[Stored items from a collection]
-- Start --

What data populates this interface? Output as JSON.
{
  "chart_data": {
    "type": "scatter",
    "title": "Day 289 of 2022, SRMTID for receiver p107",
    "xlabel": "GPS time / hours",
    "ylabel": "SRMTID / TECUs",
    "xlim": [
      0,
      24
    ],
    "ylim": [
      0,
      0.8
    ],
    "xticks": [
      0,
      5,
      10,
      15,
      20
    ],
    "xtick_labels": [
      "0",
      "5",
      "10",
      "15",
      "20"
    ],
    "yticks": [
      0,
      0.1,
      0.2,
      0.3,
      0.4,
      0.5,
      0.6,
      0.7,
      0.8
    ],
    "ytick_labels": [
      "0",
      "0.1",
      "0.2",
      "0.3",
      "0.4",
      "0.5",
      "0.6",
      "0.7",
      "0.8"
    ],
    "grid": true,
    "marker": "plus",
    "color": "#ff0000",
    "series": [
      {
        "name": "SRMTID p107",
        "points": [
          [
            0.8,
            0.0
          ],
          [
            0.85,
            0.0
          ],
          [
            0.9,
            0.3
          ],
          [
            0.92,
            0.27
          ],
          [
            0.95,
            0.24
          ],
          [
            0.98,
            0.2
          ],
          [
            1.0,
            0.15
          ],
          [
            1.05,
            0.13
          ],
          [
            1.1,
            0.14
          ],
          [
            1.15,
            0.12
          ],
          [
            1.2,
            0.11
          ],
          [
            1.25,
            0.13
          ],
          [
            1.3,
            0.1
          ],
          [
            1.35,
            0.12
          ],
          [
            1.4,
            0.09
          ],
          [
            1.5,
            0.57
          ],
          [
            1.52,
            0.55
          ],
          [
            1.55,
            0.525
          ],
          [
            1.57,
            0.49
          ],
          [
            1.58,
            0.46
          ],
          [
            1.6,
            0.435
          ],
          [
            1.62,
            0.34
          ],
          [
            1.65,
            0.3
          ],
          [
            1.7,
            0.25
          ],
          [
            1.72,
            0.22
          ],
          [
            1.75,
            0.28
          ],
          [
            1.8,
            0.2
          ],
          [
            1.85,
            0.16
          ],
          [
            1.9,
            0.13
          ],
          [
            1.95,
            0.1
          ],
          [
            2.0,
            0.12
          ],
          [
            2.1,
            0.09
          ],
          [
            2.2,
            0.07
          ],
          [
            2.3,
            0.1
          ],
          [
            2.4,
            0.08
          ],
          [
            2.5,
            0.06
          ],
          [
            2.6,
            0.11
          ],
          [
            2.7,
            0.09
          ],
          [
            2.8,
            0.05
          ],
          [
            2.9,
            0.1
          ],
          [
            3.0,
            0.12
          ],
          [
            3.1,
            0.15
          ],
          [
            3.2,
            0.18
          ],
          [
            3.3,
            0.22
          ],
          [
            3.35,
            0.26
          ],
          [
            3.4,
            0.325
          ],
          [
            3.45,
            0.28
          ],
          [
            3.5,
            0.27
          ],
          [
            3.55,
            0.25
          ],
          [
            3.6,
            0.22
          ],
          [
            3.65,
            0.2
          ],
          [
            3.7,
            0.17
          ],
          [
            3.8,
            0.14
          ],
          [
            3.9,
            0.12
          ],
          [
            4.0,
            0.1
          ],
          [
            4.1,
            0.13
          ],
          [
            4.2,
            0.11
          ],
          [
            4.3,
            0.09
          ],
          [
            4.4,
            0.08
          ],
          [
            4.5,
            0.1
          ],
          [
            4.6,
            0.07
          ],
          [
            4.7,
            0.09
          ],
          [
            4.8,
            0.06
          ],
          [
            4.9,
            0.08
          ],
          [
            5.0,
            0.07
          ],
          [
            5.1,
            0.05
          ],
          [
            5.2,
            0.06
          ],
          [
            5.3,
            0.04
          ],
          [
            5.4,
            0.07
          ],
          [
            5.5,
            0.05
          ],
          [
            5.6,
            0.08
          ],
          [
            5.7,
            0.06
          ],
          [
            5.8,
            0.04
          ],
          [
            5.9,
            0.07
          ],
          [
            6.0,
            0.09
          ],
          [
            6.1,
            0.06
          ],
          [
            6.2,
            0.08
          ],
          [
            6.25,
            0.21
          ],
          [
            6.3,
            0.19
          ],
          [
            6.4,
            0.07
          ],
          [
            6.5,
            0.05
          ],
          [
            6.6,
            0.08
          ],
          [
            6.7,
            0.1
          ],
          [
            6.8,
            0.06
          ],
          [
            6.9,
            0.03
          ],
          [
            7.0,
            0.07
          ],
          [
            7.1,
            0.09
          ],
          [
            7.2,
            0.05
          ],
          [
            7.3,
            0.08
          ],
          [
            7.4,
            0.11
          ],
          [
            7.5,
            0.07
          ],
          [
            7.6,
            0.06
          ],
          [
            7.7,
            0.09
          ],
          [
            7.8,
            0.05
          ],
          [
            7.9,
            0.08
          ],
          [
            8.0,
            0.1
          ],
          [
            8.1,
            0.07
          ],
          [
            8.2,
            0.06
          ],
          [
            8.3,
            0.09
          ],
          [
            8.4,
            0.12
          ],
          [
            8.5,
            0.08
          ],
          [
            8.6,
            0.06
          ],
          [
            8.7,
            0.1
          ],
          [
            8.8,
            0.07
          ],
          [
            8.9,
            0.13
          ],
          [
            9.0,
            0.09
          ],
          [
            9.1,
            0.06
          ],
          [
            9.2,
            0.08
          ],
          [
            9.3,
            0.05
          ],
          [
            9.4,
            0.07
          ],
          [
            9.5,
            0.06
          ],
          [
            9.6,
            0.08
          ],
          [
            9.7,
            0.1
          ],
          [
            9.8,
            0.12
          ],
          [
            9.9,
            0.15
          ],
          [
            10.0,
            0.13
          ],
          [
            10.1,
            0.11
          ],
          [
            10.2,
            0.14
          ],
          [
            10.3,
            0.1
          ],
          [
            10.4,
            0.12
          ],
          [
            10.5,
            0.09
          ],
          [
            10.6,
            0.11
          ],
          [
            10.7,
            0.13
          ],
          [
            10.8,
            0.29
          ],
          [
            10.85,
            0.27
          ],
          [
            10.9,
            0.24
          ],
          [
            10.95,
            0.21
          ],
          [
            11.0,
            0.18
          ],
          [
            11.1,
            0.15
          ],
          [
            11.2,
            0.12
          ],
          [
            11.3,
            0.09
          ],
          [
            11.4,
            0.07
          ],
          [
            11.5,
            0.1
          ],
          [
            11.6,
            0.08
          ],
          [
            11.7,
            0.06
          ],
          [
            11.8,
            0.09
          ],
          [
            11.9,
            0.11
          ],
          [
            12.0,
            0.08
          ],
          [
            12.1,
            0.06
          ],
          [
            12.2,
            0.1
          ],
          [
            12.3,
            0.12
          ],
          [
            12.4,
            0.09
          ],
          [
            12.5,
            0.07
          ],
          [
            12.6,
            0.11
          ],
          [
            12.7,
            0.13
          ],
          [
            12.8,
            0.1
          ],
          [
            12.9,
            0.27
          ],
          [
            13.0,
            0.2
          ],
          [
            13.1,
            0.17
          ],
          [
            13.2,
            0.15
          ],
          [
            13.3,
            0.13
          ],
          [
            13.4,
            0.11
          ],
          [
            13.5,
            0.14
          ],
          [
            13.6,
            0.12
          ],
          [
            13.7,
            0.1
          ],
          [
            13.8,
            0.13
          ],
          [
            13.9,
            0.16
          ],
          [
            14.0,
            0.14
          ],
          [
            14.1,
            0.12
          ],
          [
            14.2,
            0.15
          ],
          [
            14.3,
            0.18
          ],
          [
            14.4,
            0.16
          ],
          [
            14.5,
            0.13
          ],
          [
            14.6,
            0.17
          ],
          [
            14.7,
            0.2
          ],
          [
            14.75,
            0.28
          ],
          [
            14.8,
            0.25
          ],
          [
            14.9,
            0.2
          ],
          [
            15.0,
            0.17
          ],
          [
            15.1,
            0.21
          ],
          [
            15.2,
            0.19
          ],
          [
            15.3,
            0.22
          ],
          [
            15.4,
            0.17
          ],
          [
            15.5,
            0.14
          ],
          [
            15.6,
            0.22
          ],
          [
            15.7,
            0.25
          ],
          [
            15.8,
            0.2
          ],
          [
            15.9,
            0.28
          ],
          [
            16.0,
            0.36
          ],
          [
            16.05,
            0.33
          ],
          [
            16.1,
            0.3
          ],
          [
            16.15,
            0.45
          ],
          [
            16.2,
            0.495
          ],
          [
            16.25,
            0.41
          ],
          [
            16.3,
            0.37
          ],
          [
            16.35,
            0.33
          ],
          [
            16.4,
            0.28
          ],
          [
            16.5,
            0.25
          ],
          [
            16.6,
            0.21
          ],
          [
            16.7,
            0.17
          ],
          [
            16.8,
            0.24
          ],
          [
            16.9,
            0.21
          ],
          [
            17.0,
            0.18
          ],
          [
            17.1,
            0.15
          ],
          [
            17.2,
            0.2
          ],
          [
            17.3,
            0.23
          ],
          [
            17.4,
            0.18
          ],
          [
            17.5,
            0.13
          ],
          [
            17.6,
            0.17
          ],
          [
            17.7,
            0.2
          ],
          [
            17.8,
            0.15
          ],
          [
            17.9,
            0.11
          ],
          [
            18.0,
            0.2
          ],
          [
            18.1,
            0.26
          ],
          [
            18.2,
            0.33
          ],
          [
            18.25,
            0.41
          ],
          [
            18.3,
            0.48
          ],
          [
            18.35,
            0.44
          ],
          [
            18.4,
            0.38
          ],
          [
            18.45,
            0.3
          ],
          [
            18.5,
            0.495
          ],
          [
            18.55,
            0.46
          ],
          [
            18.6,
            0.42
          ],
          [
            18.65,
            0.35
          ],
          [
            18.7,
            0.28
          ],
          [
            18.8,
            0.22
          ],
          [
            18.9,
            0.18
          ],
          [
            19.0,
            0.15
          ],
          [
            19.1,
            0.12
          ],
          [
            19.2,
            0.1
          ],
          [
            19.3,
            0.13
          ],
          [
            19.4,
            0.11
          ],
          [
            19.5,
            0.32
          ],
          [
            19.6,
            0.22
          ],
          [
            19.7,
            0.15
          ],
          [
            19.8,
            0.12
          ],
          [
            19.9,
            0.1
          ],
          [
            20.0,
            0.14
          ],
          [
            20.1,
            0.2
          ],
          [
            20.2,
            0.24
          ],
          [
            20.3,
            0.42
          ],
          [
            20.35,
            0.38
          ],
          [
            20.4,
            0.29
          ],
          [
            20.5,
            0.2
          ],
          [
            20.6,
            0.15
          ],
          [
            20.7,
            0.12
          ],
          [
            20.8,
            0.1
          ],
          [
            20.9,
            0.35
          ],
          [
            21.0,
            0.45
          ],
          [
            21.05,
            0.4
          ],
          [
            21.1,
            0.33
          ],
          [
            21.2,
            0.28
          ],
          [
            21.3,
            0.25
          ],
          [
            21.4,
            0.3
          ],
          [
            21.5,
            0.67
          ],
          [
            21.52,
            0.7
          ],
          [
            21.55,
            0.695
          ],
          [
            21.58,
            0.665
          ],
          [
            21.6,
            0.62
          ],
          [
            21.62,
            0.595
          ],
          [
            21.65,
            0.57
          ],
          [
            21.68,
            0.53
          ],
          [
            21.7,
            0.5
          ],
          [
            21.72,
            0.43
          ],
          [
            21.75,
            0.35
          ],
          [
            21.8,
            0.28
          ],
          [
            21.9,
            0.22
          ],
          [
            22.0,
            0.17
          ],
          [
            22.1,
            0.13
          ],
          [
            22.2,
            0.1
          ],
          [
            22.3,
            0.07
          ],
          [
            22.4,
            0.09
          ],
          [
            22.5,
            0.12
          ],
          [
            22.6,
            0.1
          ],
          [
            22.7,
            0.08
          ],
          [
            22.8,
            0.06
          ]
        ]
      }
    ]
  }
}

-- End --

Which lines hold the word "SRMTID"? Copy all of them.

    "title": "Day 289 of 2022, SRMTID for receiver p107",
    "ylabel": "SRMTID / TECUs",
        "name": "SRMTID p107",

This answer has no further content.